DATASET RECORDS

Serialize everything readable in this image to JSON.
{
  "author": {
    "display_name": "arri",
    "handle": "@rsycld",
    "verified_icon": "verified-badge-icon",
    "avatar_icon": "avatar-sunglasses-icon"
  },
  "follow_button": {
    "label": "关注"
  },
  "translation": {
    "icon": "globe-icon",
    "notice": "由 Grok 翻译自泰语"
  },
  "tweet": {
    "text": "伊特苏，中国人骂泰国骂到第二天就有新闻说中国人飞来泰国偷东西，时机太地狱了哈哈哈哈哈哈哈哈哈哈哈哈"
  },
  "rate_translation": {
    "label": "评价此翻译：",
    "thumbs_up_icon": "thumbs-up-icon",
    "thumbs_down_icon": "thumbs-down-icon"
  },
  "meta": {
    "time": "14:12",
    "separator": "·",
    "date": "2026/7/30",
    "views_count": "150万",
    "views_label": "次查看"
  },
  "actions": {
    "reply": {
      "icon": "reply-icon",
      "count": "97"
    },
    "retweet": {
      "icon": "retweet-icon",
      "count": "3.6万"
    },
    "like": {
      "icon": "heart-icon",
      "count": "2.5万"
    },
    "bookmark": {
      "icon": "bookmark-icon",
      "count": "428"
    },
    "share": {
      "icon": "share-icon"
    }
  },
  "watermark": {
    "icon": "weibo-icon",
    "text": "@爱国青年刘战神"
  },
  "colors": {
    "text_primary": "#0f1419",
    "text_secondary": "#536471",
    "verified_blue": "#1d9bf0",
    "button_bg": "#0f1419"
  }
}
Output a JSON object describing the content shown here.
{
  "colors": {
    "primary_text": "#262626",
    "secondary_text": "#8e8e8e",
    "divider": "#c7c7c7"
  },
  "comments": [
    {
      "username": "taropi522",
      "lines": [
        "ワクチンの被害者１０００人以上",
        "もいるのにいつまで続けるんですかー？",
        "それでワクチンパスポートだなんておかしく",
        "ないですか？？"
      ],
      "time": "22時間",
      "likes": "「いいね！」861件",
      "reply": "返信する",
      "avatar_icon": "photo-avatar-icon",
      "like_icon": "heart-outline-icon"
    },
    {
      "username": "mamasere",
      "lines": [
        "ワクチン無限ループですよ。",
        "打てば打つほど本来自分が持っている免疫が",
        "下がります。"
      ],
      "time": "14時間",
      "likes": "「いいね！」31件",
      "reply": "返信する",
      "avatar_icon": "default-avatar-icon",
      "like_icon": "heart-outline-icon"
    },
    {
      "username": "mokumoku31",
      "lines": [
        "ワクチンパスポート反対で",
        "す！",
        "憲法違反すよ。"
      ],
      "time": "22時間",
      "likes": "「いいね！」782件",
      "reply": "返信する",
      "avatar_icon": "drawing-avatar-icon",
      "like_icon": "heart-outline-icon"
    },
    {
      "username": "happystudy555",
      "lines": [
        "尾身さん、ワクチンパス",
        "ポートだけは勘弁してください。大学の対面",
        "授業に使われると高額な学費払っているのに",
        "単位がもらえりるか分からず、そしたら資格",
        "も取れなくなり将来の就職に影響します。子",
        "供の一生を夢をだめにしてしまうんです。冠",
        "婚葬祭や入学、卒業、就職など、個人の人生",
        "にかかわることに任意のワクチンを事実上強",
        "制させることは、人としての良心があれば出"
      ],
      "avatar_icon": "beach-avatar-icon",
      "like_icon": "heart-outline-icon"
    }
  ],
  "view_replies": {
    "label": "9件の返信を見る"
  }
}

WHAT YOU HAVE TO DO
Return every record above exactly as it appears.

OUTPUT OF THE TASK
Serialize everything readable in this image to JSON.
{
  "author": {
    "display_name": "arri",
    "handle": "@rsycld",
    "verified_icon": "verified-badge-icon",
    "avatar_icon": "avatar-sunglasses-icon"
  },
  "follow_button": {
    "label": "关注"
  },
  "translation": {
    "icon": "globe-icon",
    "notice": "由 Grok 翻译自泰语"
  },
  "tweet": {
    "text": "伊特苏，中国人骂泰国骂到第二天就有新闻说中国人飞来泰国偷东西，时机太地狱了哈哈哈哈哈哈哈哈哈哈哈哈"
  },
  "rate_translation": {
    "label": "评价此翻译：",
    "thumbs_up_icon": "thumbs-up-icon",
    "thumbs_down_icon": "thumbs-down-icon"
  },
  "meta": {
    "time": "14:12",
    "separator": "·",
    "date": "2026/7/30",
    "views_count": "150万",
    "views_label": "次查看"
  },
  "actions": {
    "reply": {
      "icon": "reply-icon",
      "count": "97"
    },
    "retweet": {
      "icon": "retweet-icon",
      "count": "3.6万"
    },
    "like": {
      "icon": "heart-icon",
      "count": "2.5万"
    },
    "bookmark": {
      "icon": "bookmark-icon",
      "count": "428"
    },
    "share": {
      "icon": "share-icon"
    }
  },
  "watermark": {
    "icon": "weibo-icon",
    "text": "@爱国青年刘战神"
  },
  "colors": {
    "text_primary": "#0f1419",
    "text_secondary": "#536471",
    "verified_blue": "#1d9bf0",
    "button_bg": "#0f1419"
  }
}
Output a JSON object describing the content shown here.
{
  "colors": {
    "primary_text": "#262626",
    "secondary_text": "#8e8e8e",
    "divider": "#c7c7c7"
  },
  "comments": [
    {
      "username": "taropi522",
      "lines": [
        "ワクチンの被害者１０００人以上",
        "もいるのにいつまで続けるんですかー？",
        "それでワクチンパスポートだなんておかしく",
        "ないですか？？"
      ],
      "time": "22時間",
      "likes": "「いいね！」861件",
      "reply": "返信する",
      "avatar_icon": "photo-avatar-icon",
      "like_icon": "heart-outline-icon"
    },
    {
      "username": "mamasere",
      "lines": [
        "ワクチン無限ループですよ。",
        "打てば打つほど本来自分が持っている免疫が",
        "下がります。"
      ],
      "time": "14時間",
      "likes": "「いいね！」31件",
      "reply": "返信する",
      "avatar_icon": "default-avatar-icon",
      "like_icon": "heart-outline-icon"
    },
    {
      "username": "mokumoku31",
      "lines": [
        "ワクチンパスポート反対で",
        "す！",
        "憲法違反すよ。"
      ],
      "time": "22時間",
      "likes": "「いいね！」782件",
      "reply": "返信する",
      "avatar_icon": "drawing-avatar-icon",
      "like_icon": "heart-outline-icon"
    },
    {
      "username": "happystudy555",
      "lines": [
        "尾身さん、ワクチンパス",
        "ポートだけは勘弁してください。大学の対面",
        "授業に使われると高額な学費払っているのに",
        "単位がもらえりるか分からず、そしたら資格",
        "も取れなくなり将来の就職に影響します。子",
        "供の一生を夢をだめにしてしまうんです。冠",
        "婚葬祭や入学、卒業、就職など、個人の人生",
        "にかかわることに任意のワクチンを事実上強",
        "制させることは、人としての良心があれば出"
      ],
      "avatar_icon": "beach-avatar-icon",
      "like_icon": "heart-outline-icon"
    }
  ],
  "view_replies": {
    "label": "9件の返信を見る"
  }
}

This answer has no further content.